* _Data records_
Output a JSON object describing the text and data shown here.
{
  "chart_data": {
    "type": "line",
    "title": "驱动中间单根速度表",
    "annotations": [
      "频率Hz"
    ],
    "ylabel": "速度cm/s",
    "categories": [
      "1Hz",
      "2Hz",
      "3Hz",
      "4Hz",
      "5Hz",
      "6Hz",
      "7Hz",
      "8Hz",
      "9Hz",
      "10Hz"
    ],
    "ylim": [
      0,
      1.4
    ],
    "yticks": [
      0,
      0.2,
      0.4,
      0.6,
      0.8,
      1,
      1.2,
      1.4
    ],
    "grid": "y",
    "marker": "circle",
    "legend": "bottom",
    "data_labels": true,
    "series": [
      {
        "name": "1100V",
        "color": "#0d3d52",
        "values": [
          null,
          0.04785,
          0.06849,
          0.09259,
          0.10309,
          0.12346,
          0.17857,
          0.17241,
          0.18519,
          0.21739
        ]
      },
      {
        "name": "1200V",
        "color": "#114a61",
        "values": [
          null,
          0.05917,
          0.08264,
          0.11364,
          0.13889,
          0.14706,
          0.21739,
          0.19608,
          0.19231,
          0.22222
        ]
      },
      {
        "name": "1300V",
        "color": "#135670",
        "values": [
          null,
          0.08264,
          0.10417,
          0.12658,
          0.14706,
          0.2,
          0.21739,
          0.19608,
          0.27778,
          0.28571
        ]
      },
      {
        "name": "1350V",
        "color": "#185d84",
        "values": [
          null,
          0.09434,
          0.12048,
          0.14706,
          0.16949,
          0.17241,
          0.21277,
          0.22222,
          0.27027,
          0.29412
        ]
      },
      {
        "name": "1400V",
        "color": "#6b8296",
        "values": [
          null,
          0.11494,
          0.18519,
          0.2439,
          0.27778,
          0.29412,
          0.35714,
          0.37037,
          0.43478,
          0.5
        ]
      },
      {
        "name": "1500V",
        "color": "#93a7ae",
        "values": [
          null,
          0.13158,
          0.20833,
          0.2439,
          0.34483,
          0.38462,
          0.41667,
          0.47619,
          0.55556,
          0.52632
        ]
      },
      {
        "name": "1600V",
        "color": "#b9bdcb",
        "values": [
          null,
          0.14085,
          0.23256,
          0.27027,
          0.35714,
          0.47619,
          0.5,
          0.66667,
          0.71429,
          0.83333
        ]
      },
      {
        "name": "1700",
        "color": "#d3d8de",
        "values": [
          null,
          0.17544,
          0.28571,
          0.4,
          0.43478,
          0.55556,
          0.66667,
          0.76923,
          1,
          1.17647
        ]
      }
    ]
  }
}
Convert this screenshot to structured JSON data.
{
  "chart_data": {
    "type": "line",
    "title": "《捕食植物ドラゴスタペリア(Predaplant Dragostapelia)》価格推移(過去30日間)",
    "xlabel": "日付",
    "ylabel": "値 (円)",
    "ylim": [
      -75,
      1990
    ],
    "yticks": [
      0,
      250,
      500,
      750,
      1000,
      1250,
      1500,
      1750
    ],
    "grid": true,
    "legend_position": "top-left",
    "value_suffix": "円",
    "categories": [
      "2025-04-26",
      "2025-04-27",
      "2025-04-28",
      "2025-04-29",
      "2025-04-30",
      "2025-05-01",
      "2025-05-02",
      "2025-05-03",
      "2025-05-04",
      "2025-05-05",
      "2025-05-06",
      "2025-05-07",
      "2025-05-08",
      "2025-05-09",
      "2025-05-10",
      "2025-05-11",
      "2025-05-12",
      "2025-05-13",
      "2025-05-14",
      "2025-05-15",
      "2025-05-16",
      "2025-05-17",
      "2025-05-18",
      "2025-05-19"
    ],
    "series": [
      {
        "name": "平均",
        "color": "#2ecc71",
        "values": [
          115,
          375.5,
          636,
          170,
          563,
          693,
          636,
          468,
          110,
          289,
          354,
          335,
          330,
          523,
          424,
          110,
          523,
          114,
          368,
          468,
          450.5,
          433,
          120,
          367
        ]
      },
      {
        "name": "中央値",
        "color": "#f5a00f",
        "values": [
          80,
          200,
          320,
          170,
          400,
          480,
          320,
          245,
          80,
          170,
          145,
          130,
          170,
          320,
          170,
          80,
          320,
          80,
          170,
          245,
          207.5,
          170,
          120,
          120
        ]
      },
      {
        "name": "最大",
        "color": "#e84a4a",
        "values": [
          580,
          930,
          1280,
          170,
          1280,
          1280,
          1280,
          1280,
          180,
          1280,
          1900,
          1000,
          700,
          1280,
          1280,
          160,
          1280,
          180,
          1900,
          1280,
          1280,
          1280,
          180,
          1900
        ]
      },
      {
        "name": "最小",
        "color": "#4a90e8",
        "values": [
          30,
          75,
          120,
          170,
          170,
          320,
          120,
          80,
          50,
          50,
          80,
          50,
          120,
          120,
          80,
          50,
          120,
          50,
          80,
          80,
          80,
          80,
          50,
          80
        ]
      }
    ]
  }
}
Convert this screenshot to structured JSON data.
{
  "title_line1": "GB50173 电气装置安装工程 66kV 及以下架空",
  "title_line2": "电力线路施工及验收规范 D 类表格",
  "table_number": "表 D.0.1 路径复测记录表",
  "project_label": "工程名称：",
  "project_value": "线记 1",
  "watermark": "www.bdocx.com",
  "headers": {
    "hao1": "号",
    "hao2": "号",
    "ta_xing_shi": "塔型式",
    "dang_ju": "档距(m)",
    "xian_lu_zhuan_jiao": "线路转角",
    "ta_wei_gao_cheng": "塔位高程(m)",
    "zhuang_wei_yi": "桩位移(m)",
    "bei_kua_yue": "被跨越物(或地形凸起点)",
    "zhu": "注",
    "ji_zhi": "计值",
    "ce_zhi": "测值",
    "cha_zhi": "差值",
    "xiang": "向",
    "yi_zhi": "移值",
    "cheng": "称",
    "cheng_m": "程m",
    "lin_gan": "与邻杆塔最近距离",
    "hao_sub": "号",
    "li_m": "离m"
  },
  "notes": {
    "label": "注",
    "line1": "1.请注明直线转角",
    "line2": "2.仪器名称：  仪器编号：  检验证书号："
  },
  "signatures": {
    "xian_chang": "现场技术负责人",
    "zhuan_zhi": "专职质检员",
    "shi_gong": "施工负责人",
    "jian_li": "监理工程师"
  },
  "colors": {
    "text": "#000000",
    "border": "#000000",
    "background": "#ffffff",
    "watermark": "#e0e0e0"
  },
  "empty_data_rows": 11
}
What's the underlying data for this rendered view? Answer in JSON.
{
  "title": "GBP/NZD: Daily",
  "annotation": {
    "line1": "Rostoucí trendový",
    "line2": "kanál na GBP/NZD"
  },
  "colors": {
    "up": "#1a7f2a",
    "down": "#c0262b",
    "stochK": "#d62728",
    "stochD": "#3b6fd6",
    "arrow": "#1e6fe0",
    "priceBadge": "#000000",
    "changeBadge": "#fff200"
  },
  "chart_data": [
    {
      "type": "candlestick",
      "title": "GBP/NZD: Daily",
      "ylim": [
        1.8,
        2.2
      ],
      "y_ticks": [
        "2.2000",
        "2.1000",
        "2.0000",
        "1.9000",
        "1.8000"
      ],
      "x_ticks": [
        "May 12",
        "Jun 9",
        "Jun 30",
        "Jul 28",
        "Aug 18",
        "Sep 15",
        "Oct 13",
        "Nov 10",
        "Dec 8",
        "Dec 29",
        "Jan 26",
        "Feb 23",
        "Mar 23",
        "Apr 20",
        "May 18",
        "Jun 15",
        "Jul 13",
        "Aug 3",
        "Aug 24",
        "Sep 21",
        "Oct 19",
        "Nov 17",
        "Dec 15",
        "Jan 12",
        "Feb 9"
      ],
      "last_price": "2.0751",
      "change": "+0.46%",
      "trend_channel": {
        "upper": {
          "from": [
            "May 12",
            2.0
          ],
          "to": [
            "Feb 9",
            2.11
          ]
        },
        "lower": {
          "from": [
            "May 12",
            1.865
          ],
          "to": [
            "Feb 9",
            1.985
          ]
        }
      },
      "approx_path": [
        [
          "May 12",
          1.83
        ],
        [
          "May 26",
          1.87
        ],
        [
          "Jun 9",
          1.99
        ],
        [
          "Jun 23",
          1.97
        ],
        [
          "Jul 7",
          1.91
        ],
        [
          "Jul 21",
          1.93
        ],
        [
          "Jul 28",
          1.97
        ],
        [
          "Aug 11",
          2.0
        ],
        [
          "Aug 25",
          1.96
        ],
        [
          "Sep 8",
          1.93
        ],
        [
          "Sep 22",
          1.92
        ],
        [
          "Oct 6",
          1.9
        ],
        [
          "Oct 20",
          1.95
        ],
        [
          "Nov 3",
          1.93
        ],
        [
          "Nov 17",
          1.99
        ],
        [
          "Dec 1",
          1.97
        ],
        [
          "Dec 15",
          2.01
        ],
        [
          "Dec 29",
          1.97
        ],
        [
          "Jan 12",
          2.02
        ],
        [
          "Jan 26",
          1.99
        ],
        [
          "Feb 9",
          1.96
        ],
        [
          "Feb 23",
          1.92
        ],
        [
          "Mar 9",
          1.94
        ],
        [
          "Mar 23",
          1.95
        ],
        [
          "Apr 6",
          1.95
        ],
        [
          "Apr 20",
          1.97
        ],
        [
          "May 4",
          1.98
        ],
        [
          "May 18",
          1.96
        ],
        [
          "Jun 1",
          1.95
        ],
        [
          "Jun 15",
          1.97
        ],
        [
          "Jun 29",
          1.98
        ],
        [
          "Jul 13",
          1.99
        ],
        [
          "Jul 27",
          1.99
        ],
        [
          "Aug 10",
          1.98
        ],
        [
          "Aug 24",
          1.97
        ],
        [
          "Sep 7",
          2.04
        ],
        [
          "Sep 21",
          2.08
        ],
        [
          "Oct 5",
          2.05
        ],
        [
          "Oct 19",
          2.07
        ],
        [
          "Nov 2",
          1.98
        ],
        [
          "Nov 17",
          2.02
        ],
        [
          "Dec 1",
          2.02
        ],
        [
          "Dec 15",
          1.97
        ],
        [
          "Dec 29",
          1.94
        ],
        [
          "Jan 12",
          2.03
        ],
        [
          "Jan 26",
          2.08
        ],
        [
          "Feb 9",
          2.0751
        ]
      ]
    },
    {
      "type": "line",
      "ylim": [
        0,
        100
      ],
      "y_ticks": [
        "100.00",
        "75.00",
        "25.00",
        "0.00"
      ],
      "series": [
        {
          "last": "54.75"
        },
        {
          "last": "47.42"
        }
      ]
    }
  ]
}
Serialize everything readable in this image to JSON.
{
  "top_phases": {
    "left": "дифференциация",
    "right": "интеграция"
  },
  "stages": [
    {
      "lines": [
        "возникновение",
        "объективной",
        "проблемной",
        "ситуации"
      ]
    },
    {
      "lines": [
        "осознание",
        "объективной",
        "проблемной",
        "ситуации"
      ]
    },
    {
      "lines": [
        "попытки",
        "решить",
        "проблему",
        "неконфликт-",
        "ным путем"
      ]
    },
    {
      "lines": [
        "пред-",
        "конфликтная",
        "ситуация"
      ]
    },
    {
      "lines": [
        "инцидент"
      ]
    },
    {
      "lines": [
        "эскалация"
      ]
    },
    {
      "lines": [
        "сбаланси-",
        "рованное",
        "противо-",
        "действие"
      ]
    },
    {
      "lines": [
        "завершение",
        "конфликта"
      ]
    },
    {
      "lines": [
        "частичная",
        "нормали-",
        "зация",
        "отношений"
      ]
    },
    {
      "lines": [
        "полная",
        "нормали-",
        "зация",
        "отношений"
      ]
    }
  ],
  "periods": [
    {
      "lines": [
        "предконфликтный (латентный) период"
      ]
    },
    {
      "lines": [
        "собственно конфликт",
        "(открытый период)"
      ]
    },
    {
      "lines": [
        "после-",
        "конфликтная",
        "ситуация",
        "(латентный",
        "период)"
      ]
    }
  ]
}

* _Problem requirements_
Every line holding "период" should be copied out.

* _Answer_
        "предконфликтный (латентный) период"
        "(открытый период)"
        "период)"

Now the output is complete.